• [Given records]
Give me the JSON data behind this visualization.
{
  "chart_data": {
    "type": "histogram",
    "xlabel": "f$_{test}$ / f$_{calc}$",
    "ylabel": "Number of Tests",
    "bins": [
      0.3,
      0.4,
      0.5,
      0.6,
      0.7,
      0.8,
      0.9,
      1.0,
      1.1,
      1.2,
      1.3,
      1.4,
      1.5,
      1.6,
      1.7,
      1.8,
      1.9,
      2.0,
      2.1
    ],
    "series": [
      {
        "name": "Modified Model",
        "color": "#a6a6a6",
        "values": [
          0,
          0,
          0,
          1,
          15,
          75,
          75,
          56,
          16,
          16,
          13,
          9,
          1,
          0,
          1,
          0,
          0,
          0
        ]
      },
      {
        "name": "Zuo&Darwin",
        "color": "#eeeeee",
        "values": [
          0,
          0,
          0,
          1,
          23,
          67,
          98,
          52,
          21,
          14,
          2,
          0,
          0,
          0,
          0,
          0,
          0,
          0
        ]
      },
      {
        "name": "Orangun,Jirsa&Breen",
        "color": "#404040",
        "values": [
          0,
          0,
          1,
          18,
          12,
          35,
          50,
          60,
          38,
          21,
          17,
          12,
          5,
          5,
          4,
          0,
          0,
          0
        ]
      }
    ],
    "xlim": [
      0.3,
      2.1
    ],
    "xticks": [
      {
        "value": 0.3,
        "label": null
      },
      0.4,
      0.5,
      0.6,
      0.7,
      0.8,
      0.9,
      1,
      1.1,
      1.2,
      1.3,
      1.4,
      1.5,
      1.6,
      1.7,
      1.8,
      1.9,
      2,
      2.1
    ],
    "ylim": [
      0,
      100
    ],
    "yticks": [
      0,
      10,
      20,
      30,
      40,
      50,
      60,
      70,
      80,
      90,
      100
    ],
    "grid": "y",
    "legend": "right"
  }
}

• [Prompt]
Print back all the lines verbatim.

• [Written answer]
Give me the JSON data behind this visualization.
{
  "chart_data": {
    "type": "histogram",
    "xlabel": "f$_{test}$ / f$_{calc}$",
    "ylabel": "Number of Tests",
    "bins": [
      0.3,
      0.4,
      0.5,
      0.6,
      0.7,
      0.8,
      0.9,
      1.0,
      1.1,
      1.2,
      1.3,
      1.4,
      1.5,
      1.6,
      1.7,
      1.8,
      1.9,
      2.0,
      2.1
    ],
    "series": [
      {
        "name": "Modified Model",
        "color": "#a6a6a6",
        "values": [
          0,
          0,
          0,
          1,
          15,
          75,
          75,
          56,
          16,
          16,
          13,
          9,
          1,
          0,
          1,
          0,
          0,
          0
        ]
      },
      {
        "name": "Zuo&Darwin",
        "color": "#eeeeee",
        "values": [
          0,
          0,
          0,
          1,
          23,
          67,
          98,
          52,
          21,
          14,
          2,
          0,
          0,
          0,
          0,
          0,
          0,
          0
        ]
      },
      {
        "name": "Orangun,Jirsa&Breen",
        "color": "#404040",
        "values": [
          0,
          0,
          1,
          18,
          12,
          35,
          50,
          60,
          38,
          21,
          17,
          12,
          5,
          5,
          4,
          0,
          0,
          0
        ]
      }
    ],
    "xlim": [
      0.3,
      2.1
    ],
    "xticks": [
      {
        "value": 0.3,
        "label": null
      },
      0.4,
      0.5,
      0.6,
      0.7,
      0.8,
      0.9,
      1,
      1.1,
      1.2,
      1.3,
      1.4,
      1.5,
      1.6,
      1.7,
      1.8,
      1.9,
      2,
      2.1
    ],
    "ylim": [
      0,
      100
    ],
    "yticks": [
      0,
      10,
      20,
      30,
      40,
      50,
      60,
      70,
      80,
      90,
      100
    ],
    "grid": "y",
    "legend": "right"
  }
}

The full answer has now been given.